▶ [Set exercise]: Copy out all lines in the data below containing the string "queue".

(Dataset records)

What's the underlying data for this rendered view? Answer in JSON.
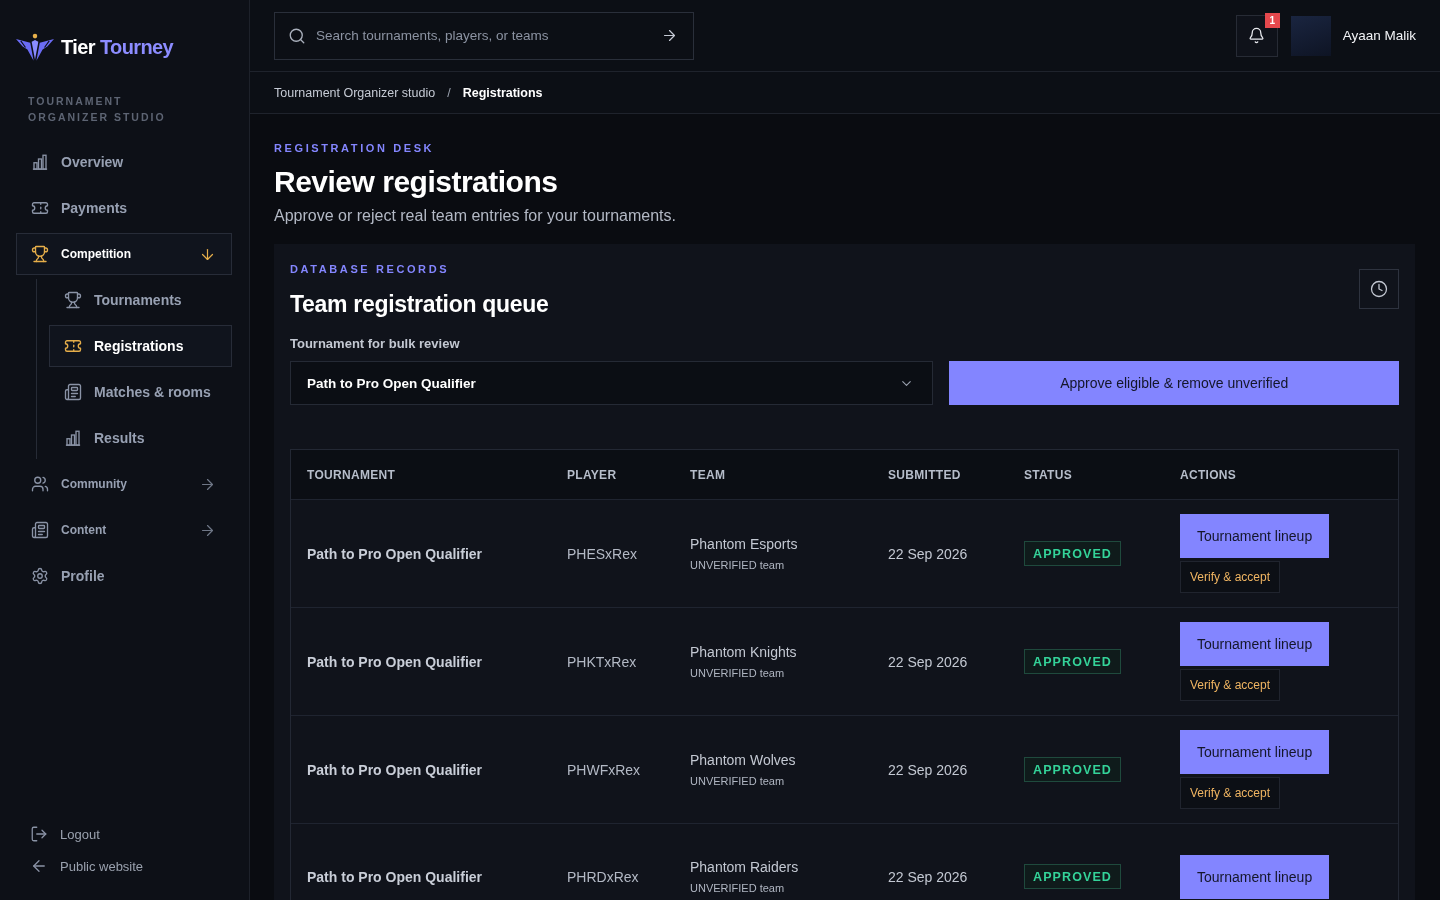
{
  "sidebar": {
    "brand": {
      "name": "Tier",
      "accent": "Tourney"
    },
    "section_label": "TOURNAMENT ORGANIZER STUDIO",
    "nav": [
      {
        "label": "Overview",
        "kind": "link",
        "selected": false
      },
      {
        "label": "Payments",
        "kind": "link",
        "selected": false
      },
      {
        "label": "Competition",
        "kind": "group",
        "selected": true,
        "expanded": true,
        "children": [
          {
            "label": "Tournaments",
            "selected": false
          },
          {
            "label": "Registrations",
            "selected": true
          },
          {
            "label": "Matches & rooms",
            "selected": false
          },
          {
            "label": "Results",
            "selected": false
          }
        ]
      },
      {
        "label": "Community",
        "kind": "group",
        "selected": false,
        "expanded": false
      },
      {
        "label": "Content",
        "kind": "group",
        "selected": false,
        "expanded": false
      },
      {
        "label": "Profile",
        "kind": "link",
        "selected": false
      }
    ],
    "footer_links": [
      {
        "label": "Logout"
      },
      {
        "label": "Public website"
      }
    ]
  },
  "header": {
    "search": {
      "placeholder": "Search tournaments, players, or teams"
    },
    "notifications": {
      "count": "1"
    },
    "user": {
      "name": "Ayaan Malik"
    }
  },
  "breadcrumb": {
    "separator": "/",
    "items": [
      {
        "label": "Tournament Organizer studio",
        "current": false
      },
      {
        "label": "Registrations",
        "current": true
      }
    ]
  },
  "page": {
    "eyebrow": "REGISTRATION DESK",
    "title": "Review registrations",
    "subtitle": "Approve or reject real team entries for your tournaments."
  },
  "queue": {
    "eyebrow": "DATABASE RECORDS",
    "title": "Team registration queue",
    "filter": {
      "label": "Tournament for bulk review",
      "value": "Path to Pro Open Qualifier"
    },
    "bulk_button": "Approve eligible & remove unverified",
    "table": {
      "columns": [
        "TOURNAMENT",
        "PLAYER",
        "TEAM",
        "SUBMITTED",
        "STATUS",
        "ACTIONS"
      ],
      "rows": [
        {
          "tournament": "Path to Pro Open Qualifier",
          "player": "PHESxRex",
          "team": "Phantom Esports",
          "team_note": "UNVERIFIED team",
          "submitted": "22 Sep 2026",
          "status": "APPROVED",
          "actions": [
            {
              "label": "Tournament lineup",
              "kind": "primary"
            },
            {
              "label": "Verify & accept",
              "kind": "secondary"
            }
          ]
        },
        {
          "tournament": "Path to Pro Open Qualifier",
          "player": "PHKTxRex",
          "team": "Phantom Knights",
          "team_note": "UNVERIFIED team",
          "submitted": "22 Sep 2026",
          "status": "APPROVED",
          "actions": [
            {
              "label": "Tournament lineup",
              "kind": "primary"
            },
            {
              "label": "Verify & accept",
              "kind": "secondary"
            }
          ]
        },
        {
          "tournament": "Path to Pro Open Qualifier",
          "player": "PHWFxRex",
          "team": "Phantom Wolves",
          "team_note": "UNVERIFIED team",
          "submitted": "22 Sep 2026",
          "status": "APPROVED",
          "actions": [
            {
              "label": "Tournament lineup",
              "kind": "primary"
            },
            {
              "label": "Verify & accept",
              "kind": "secondary"
            }
          ]
        },
        {
          "tournament": "Path to Pro Open Qualifier",
          "player": "PHRDxRex",
          "team": "Phantom Raiders",
          "team_note": "UNVERIFIED team",
          "submitted": "22 Sep 2026",
          "status": "APPROVED",
          "actions": [
            {
              "label": "Tournament lineup",
              "kind": "primary"
            }
          ]
        }
      ]
    }
  }
}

▶ [Reply to the exercise]:
  "queue": {
    "title": "Team registration queue",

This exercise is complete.